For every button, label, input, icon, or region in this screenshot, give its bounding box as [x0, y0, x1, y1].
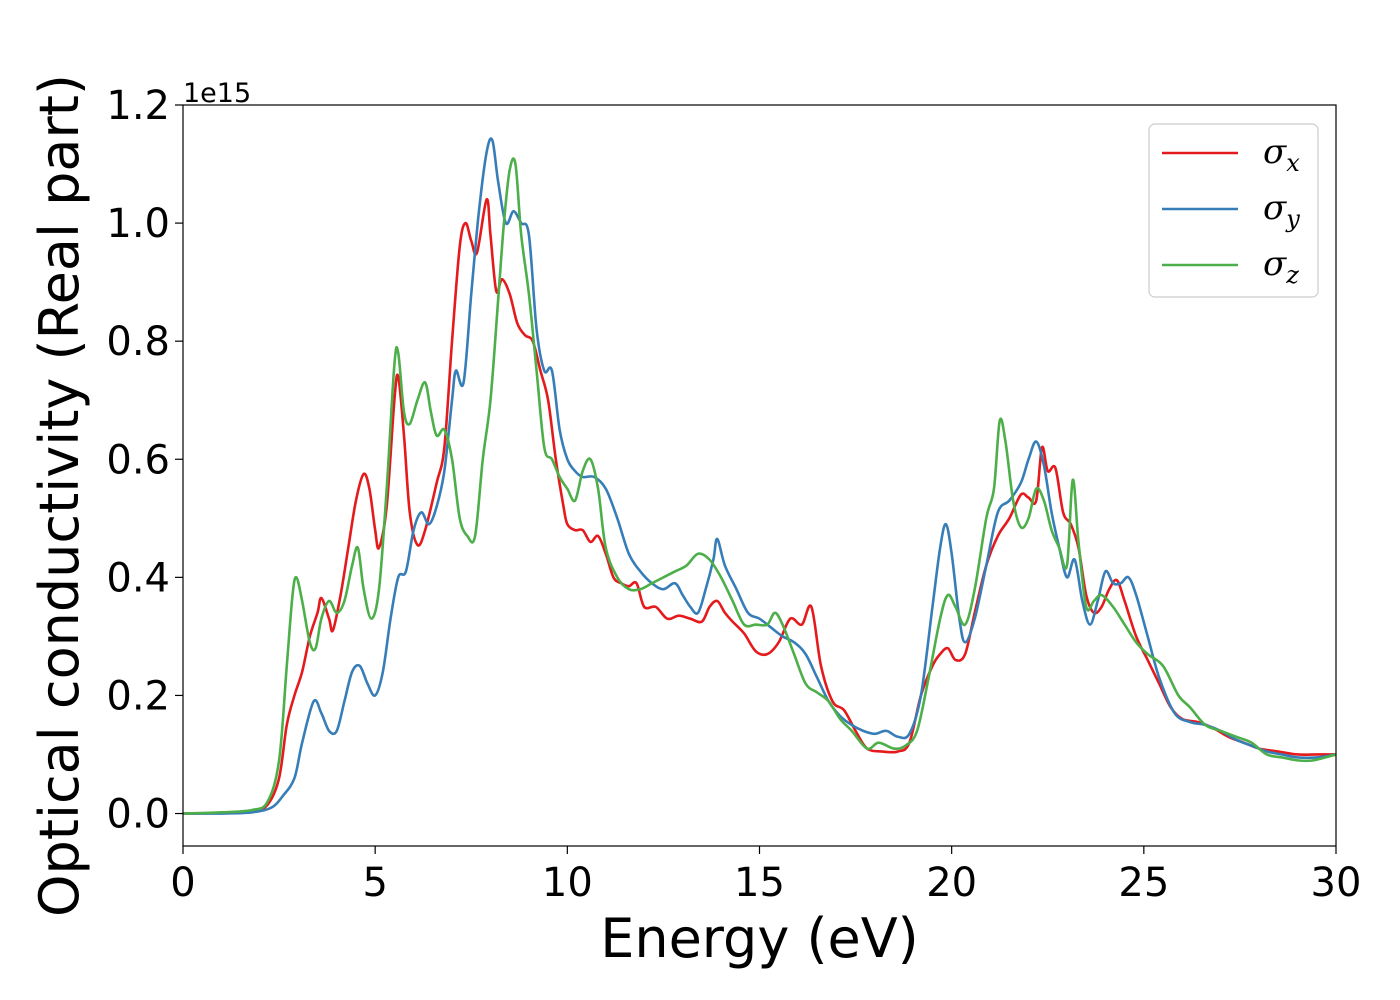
- x-tick-label: 15: [734, 860, 785, 906]
- legend-label-z: σz: [1263, 244, 1299, 289]
- x-tick-label: 10: [542, 860, 593, 906]
- x-tick-label: 25: [1118, 860, 1169, 906]
- y-tick-label: 1.0: [106, 201, 170, 247]
- y-tick-label: 0.0: [106, 792, 170, 838]
- y-tick-label: 0.2: [106, 673, 170, 719]
- y-offset-label: 1e15: [183, 78, 251, 109]
- x-tick-label: 20: [926, 860, 977, 906]
- y-tick-label: 0.8: [106, 319, 170, 365]
- x-tick-label: 5: [362, 860, 387, 906]
- legend: σx σy σz: [1148, 123, 1319, 298]
- legend-label-y: σy: [1263, 188, 1300, 233]
- tick-layer: 0 5 10 15 20 25 30 0.0 0.2 0.4 0.6 0.8 1.0 1.2: [106, 83, 1361, 906]
- x-axis-title: Energy (eV): [600, 907, 919, 970]
- y-tick-label: 1.2: [106, 83, 170, 129]
- series-layer: [183, 137, 1336, 815]
- plot-frame: [182, 104, 1337, 847]
- y-tick-label: 0.4: [106, 555, 170, 601]
- legend-label-x: σx: [1263, 132, 1300, 177]
- x-tick-label: 0: [170, 860, 195, 906]
- y-axis-title: Optical conductivity (Real part): [28, 74, 91, 917]
- x-tick-label: 30: [1311, 860, 1362, 906]
- legend-box: [1148, 123, 1319, 298]
- series-line-y: [183, 137, 1336, 815]
- y-tick-label: 0.6: [106, 437, 170, 483]
- series-line-z: [183, 157, 1336, 815]
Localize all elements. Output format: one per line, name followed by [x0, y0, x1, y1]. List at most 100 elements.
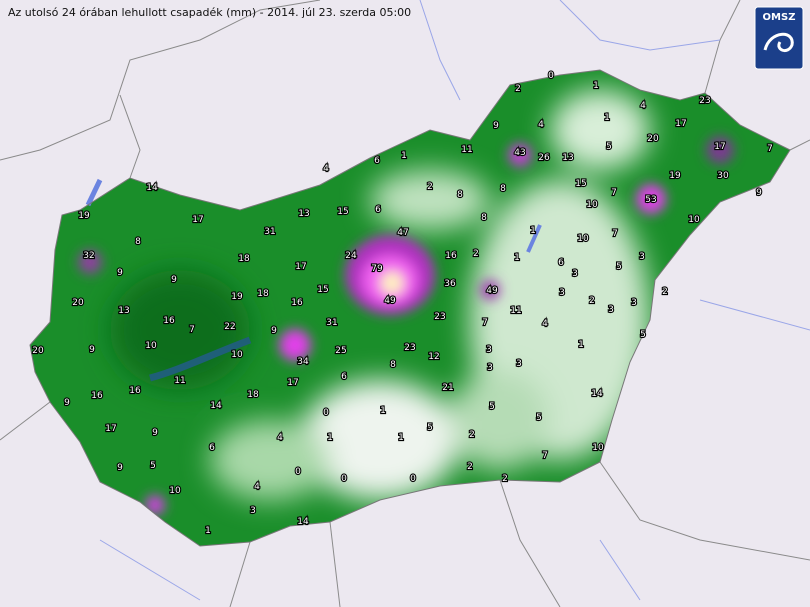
^^^^^^^^^^^^^^^^
**Given exercise:** Return every line of the records above word for word, leaving out the pictures.

**Answer to the exercise:**
For every button, label, input, icon, or region in this screenshot, give its bounding box as [x0, y0, x1, y1].
- x-tick-label: 15: [734, 860, 785, 906]
- legend-label-z: σz: [1263, 244, 1299, 289]
- x-tick-label: 10: [542, 860, 593, 906]
- x-tick-label: 25: [1118, 860, 1169, 906]
- y-tick-label: 1.0: [106, 201, 170, 247]
- y-tick-label: 0.0: [106, 792, 170, 838]
- y-tick-label: 0.2: [106, 673, 170, 719]
- y-offset-label: 1e15: [183, 78, 251, 109]
- x-tick-label: 20: [926, 860, 977, 906]
- y-tick-label: 0.8: [106, 319, 170, 365]
- x-tick-label: 5: [362, 860, 387, 906]
- legend: σx σy σz: [1148, 123, 1319, 298]
- legend-label-y: σy: [1263, 188, 1300, 233]
- tick-layer: 0 5 10 15 20 25 30 0.0 0.2 0.4 0.6 0.8 1.0 1.2: [106, 83, 1361, 906]
- x-axis-title: Energy (eV): [600, 907, 919, 970]
- y-tick-label: 1.2: [106, 83, 170, 129]
- series-layer: [183, 137, 1336, 815]
- plot-frame: [182, 104, 1337, 847]
- y-tick-label: 0.4: [106, 555, 170, 601]
- legend-label-x: σx: [1263, 132, 1300, 177]
- x-tick-label: 0: [170, 860, 195, 906]
- y-axis-title: Optical conductivity (Real part): [28, 74, 91, 917]
- x-tick-label: 30: [1311, 860, 1362, 906]
- legend-box: [1148, 123, 1319, 298]
- series-line-y: [183, 137, 1336, 815]
- y-tick-label: 0.6: [106, 437, 170, 483]
- series-line-z: [183, 157, 1336, 815]
Localize all elements. Output format: one per line, name followed by [x0, y0, x1, y1]. List at most 100 elements.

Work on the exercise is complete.